[Dataset entries]

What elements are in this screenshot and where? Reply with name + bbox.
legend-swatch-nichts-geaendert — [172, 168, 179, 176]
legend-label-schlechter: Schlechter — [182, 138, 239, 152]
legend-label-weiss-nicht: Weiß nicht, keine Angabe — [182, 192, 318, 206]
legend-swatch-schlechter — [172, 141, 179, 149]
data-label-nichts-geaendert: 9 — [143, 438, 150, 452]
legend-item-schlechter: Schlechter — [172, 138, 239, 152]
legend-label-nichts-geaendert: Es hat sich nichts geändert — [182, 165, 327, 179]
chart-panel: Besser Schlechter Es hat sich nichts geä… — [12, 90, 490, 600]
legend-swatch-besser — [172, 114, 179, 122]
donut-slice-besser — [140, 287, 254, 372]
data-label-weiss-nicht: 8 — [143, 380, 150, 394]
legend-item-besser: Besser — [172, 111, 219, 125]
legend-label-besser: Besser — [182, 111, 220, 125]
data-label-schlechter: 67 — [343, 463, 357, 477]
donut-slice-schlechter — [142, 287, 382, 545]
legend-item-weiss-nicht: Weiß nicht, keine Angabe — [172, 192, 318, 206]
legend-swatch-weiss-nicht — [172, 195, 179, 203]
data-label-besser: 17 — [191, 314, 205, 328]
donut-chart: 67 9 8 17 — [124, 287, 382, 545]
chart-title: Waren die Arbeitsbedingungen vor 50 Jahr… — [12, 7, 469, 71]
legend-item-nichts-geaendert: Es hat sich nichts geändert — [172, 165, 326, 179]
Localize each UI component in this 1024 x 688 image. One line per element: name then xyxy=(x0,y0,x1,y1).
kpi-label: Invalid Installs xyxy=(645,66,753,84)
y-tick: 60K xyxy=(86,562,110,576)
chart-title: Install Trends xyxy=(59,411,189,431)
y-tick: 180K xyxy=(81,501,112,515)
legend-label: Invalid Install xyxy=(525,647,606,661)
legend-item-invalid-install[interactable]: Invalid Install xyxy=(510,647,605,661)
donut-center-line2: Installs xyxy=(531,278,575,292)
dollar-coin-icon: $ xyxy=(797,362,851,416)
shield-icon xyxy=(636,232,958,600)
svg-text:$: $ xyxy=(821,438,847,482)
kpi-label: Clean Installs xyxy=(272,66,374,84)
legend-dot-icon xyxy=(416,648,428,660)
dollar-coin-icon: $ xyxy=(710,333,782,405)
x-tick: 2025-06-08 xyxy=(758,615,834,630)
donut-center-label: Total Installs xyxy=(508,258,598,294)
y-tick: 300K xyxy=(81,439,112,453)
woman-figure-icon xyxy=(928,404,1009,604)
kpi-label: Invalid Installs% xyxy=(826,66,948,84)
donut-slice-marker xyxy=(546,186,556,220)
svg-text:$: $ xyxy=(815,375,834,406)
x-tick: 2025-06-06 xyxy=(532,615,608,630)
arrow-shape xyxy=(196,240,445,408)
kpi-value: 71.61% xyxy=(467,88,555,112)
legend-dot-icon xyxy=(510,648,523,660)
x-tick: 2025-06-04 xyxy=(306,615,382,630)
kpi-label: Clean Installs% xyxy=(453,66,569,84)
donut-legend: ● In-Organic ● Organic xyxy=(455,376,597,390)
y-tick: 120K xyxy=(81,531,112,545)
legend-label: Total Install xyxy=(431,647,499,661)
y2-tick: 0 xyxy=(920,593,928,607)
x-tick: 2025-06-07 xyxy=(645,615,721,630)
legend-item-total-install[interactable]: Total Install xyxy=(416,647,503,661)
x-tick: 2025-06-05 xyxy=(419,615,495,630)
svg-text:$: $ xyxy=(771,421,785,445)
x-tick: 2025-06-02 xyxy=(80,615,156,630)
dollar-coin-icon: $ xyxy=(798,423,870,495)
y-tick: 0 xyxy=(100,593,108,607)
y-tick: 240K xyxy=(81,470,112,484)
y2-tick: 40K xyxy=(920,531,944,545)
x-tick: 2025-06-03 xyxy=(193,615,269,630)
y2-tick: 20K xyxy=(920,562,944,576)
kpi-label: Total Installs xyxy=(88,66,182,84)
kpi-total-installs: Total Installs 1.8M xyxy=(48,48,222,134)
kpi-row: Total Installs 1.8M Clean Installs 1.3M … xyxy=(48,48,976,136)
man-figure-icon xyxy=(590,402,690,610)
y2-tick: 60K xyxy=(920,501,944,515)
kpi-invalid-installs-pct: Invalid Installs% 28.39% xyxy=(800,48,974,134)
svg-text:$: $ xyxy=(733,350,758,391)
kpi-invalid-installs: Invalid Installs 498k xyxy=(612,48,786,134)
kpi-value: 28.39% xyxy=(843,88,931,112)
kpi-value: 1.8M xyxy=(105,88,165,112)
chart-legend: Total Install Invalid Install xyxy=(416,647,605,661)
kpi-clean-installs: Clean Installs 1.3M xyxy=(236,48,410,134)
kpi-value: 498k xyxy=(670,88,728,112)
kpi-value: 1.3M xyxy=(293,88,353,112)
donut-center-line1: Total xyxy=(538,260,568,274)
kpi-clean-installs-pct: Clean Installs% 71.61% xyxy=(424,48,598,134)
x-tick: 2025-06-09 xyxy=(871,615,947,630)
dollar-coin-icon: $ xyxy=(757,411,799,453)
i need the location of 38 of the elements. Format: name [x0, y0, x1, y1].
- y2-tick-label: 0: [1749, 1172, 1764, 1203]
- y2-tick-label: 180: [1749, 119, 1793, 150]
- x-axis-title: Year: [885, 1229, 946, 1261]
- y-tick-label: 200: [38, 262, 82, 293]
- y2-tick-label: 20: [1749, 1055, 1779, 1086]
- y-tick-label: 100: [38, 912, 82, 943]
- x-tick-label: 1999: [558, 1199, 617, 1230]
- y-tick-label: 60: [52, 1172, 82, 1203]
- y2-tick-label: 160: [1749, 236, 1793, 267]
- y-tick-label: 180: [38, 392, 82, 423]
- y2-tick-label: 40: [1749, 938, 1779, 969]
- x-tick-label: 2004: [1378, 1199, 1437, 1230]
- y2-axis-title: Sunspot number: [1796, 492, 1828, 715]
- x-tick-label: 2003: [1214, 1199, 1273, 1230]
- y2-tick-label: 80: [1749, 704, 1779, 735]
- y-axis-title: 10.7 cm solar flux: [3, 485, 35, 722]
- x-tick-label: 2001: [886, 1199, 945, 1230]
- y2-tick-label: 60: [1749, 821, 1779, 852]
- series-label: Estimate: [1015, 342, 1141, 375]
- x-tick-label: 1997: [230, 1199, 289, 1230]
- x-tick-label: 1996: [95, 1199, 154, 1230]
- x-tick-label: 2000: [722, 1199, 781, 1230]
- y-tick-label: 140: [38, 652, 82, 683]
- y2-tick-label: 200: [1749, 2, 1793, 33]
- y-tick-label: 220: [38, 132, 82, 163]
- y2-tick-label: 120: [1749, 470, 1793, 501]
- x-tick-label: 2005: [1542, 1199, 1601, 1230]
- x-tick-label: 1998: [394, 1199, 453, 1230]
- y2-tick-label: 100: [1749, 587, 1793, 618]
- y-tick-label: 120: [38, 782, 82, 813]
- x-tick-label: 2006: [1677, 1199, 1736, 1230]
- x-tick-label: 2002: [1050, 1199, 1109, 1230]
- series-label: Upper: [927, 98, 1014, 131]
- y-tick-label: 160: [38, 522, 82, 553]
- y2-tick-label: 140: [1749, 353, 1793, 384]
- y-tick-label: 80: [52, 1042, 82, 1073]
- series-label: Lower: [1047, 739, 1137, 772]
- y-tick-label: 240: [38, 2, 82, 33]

• The task: Lay out every line of the listing above as a Markdown table with the columns "Row" and "Line", numbering the rows in order and leaving out any blank lines.

• The output:
| Row | Line |
|---|---|
| 1 | What elements are in this screenshot and where? Reply with name + bbox. |
| 2 | legend-swatch-nichts-geaendert — [172, 168, 179, 176] |
| 3 | legend-label-schlechter: Schlechter — [182, 138, 239, 152] |
| 4 | legend-label-weiss-nicht: Weiß nicht, keine Angabe — [182, 192, 318, 206] |
| 5 | legend-swatch-schlechter — [172, 141, 179, 149] |
| 6 | data-label-nichts-geaendert: 9 — [143, 438, 150, 452] |
| 7 | legend-item-schlechter: Schlechter — [172, 138, 239, 152] |
| 8 | legend-label-nichts-geaendert: Es hat sich nichts geändert — [182, 165, 327, 179] |
| 9 | chart-panel: Besser Schlechter Es hat sich nichts geä… — [12, 90, 490, 600] |
| 10 | legend-swatch-besser — [172, 114, 179, 122] |
| 11 | donut-slice-besser — [140, 287, 254, 372] |
| 12 | data-label-weiss-nicht: 8 — [143, 380, 150, 394] |
| 13 | legend-item-besser: Besser — [172, 111, 219, 125] |
| 14 | legend-label-besser: Besser — [182, 111, 220, 125] |
| 15 | data-label-schlechter: 67 — [343, 463, 357, 477] |
| 16 | donut-slice-schlechter — [142, 287, 382, 545] |
| 17 | legend-item-weiss-nicht: Weiß nicht, keine Angabe — [172, 192, 318, 206] |
| 18 | legend-swatch-weiss-nicht — [172, 195, 179, 203] |
| 19 | data-label-besser: 17 — [191, 314, 205, 328] |
| 20 | donut-chart: 67 9 8 17 — [124, 287, 382, 545] |
| 21 | chart-title: Waren die Arbeitsbedingungen vor 50 Jahr… — [12, 7, 469, 71] |
| 22 | legend-item-nichts-geaendert: Es hat sich nichts geändert — [172, 165, 326, 179] |
| 23 | Localize each UI component in this 1024 x 688 image. One line per element: name then xyxy=(x0,y0,x1,y1). |
| 24 | kpi-label: Invalid Installs xyxy=(645,66,753,84) |
| 25 | y-tick: 60K xyxy=(86,562,110,576) |
| 26 | chart-title: Install Trends xyxy=(59,411,189,431) |
| 27 | y-tick: 180K xyxy=(81,501,112,515) |
| 28 | legend-label: Invalid Install xyxy=(525,647,606,661) |
| 29 | legend-item-invalid-install[interactable]: Invalid Install xyxy=(510,647,605,661) |
| 30 | donut-center-line2: Installs xyxy=(531,278,575,292) |
| 31 | dollar-coin-icon: $ xyxy=(797,362,851,416) |
| 32 | shield-icon xyxy=(636,232,958,600) |
| 33 | svg-text:$: $ xyxy=(821,438,847,482) |
| 34 | kpi-label: Clean Installs xyxy=(272,66,374,84) |
| 35 | legend-dot-icon xyxy=(416,648,428,660) |
| 36 | dollar-coin-icon: $ xyxy=(710,333,782,405) |
| 37 | x-tick: 2025-06-08 xyxy=(758,615,834,630) |
| 38 | donut-center-label: Total Installs xyxy=(508,258,598,294) |
| 39 | y-tick: 300K xyxy=(81,439,112,453) |
| 40 | woman-figure-icon xyxy=(928,404,1009,604) |
| 41 | kpi-label: Invalid Installs% xyxy=(826,66,948,84) |
| 42 | donut-slice-marker xyxy=(546,186,556,220) |
| 43 | svg-text:$: $ xyxy=(815,375,834,406) |
| 44 | x-tick: 2025-06-06 xyxy=(532,615,608,630) |
| 45 | arrow-shape xyxy=(196,240,445,408) |
| 46 | kpi-value: 71.61% xyxy=(467,88,555,112) |
| 47 | legend-dot-icon xyxy=(510,648,523,660) |
| 48 | x-tick: 2025-06-04 xyxy=(306,615,382,630) |
| 49 | kpi-label: Clean Installs% xyxy=(453,66,569,84) |
| 50 | donut-legend: ● In-Organic ● Organic xyxy=(455,376,597,390) |
| 51 | y-tick: 120K xyxy=(81,531,112,545) |
| 52 | legend-label: Total Install xyxy=(431,647,499,661) |
| 53 | y2-tick: 0 xyxy=(920,593,928,607) |
| 54 | x-tick: 2025-06-07 xyxy=(645,615,721,630) |
| 55 | legend-item-total-install[interactable]: Total Install xyxy=(416,647,503,661) |
| 56 | x-tick: 2025-06-05 xyxy=(419,615,495,630) |
| 57 | svg-text:$: $ xyxy=(771,421,785,445) |
| 58 | x-tick: 2025-06-02 xyxy=(80,615,156,630) |
| 59 | dollar-coin-icon: $ xyxy=(798,423,870,495) |
| 60 | y-tick: 0 xyxy=(100,593,108,607) |
| 61 | y-tick: 240K xyxy=(81,470,112,484) |
| 62 | y2-tick: 40K xyxy=(920,531,944,545) |
| 63 | x-tick: 2025-06-03 xyxy=(193,615,269,630) |
| 64 | y2-tick: 20K xyxy=(920,562,944,576) |
| 65 | kpi-label: Total Installs xyxy=(88,66,182,84) |
| 66 | kpi-total-installs: Total Installs 1.8M xyxy=(48,48,222,134) |
| 67 | kpi-row: Total Installs 1.8M Clean Installs 1.3M … xyxy=(48,48,976,136) |
| 68 | man-figure-icon xyxy=(590,402,690,610) |
| 69 | y2-tick: 60K xyxy=(920,501,944,515) |
| 70 | kpi-invalid-installs-pct: Invalid Installs% 28.39% xyxy=(800,48,974,134) |
| 71 | svg-text:$: $ xyxy=(733,350,758,391) |
| 72 | kpi-invalid-installs: Invalid Installs 498k xyxy=(612,48,786,134) |
| 73 | kpi-value: 28.39% xyxy=(843,88,931,112) |
| 74 | kpi-value: 1.8M xyxy=(105,88,165,112) |
| 75 | chart-legend: Total Install Invalid Install xyxy=(416,647,605,661) |
| 76 | kpi-clean-installs: Clean Installs 1.3M xyxy=(236,48,410,134) |
| 77 | kpi-value: 498k xyxy=(670,88,728,112) |
| 78 | kpi-value: 1.3M xyxy=(293,88,353,112) |
| 79 | donut-center-line1: Total xyxy=(538,260,568,274) |
| 80 | kpi-clean-installs-pct: Clean Installs% 71.61% xyxy=(424,48,598,134) |
| 81 | x-tick: 2025-06-09 xyxy=(871,615,947,630) |
| 82 | dollar-coin-icon: $ xyxy=(757,411,799,453) |
| 83 | i need the location of 38 of the elements. Format: name [x0, y0, x1, y1]. |
| 84 | - y2-tick-label: 0: [1749, 1172, 1764, 1203] |
| 85 | - y2-tick-label: 180: [1749, 119, 1793, 150] |
| 86 | - x-axis-title: Year: [885, 1229, 946, 1261] |
| 87 | - y-tick-label: 200: [38, 262, 82, 293] |
| 88 | - y2-tick-label: 20: [1749, 1055, 1779, 1086] |
| 89 | - y-tick-label: 100: [38, 912, 82, 943] |
| 90 | - x-tick-label: 1999: [558, 1199, 617, 1230] |
| 91 | - y-tick-label: 60: [52, 1172, 82, 1203] |
| 92 | - y2-tick-label: 160: [1749, 236, 1793, 267] |
| 93 | - y-tick-label: 180: [38, 392, 82, 423] |
| 94 | - y2-tick-label: 40: [1749, 938, 1779, 969] |
| 95 | - x-tick-label: 2004: [1378, 1199, 1437, 1230] |
| 96 | - y2-axis-title: Sunspot number: [1796, 492, 1828, 715] |
| 97 | - x-tick-label: 2003: [1214, 1199, 1273, 1230] |
| 98 | - y2-tick-label: 80: [1749, 704, 1779, 735] |
| 99 | - y-axis-title: 10.7 cm solar flux: [3, 485, 35, 722] |
| 100 | - x-tick-label: 2001: [886, 1199, 945, 1230] |
| 101 | - y2-tick-label: 60: [1749, 821, 1779, 852] |
| 102 | - series-label: Estimate: [1015, 342, 1141, 375] |
| 103 | - x-tick-label: 1997: [230, 1199, 289, 1230] |
| 104 | - x-tick-label: 1996: [95, 1199, 154, 1230] |
| 105 | - x-tick-label: 2000: [722, 1199, 781, 1230] |
| 106 | - y-tick-label: 140: [38, 652, 82, 683] |
| 107 | - y2-tick-label: 200: [1749, 2, 1793, 33] |
| 108 | - y-tick-label: 220: [38, 132, 82, 163] |
| 109 | - y2-tick-label: 120: [1749, 470, 1793, 501] |
| 110 | - x-tick-label: 2005: [1542, 1199, 1601, 1230] |
| 111 | - x-tick-label: 1998: [394, 1199, 453, 1230] |
| 112 | - y2-tick-label: 100: [1749, 587, 1793, 618] |
| 113 | - y-tick-label: 120: [38, 782, 82, 813] |
| 114 | - x-tick-label: 2006: [1677, 1199, 1736, 1230] |
| 115 | - x-tick-label: 2002: [1050, 1199, 1109, 1230] |
| 116 | - series-label: Upper: [927, 98, 1014, 131] |
| 117 | - y-tick-label: 160: [38, 522, 82, 553] |
| 118 | - y2-tick-label: 140: [1749, 353, 1793, 384] |
| 119 | - y-tick-label: 80: [52, 1042, 82, 1073] |
| 120 | - series-label: Lower: [1047, 739, 1137, 772] |
| 121 | - y-tick-label: 240: [38, 2, 82, 33] |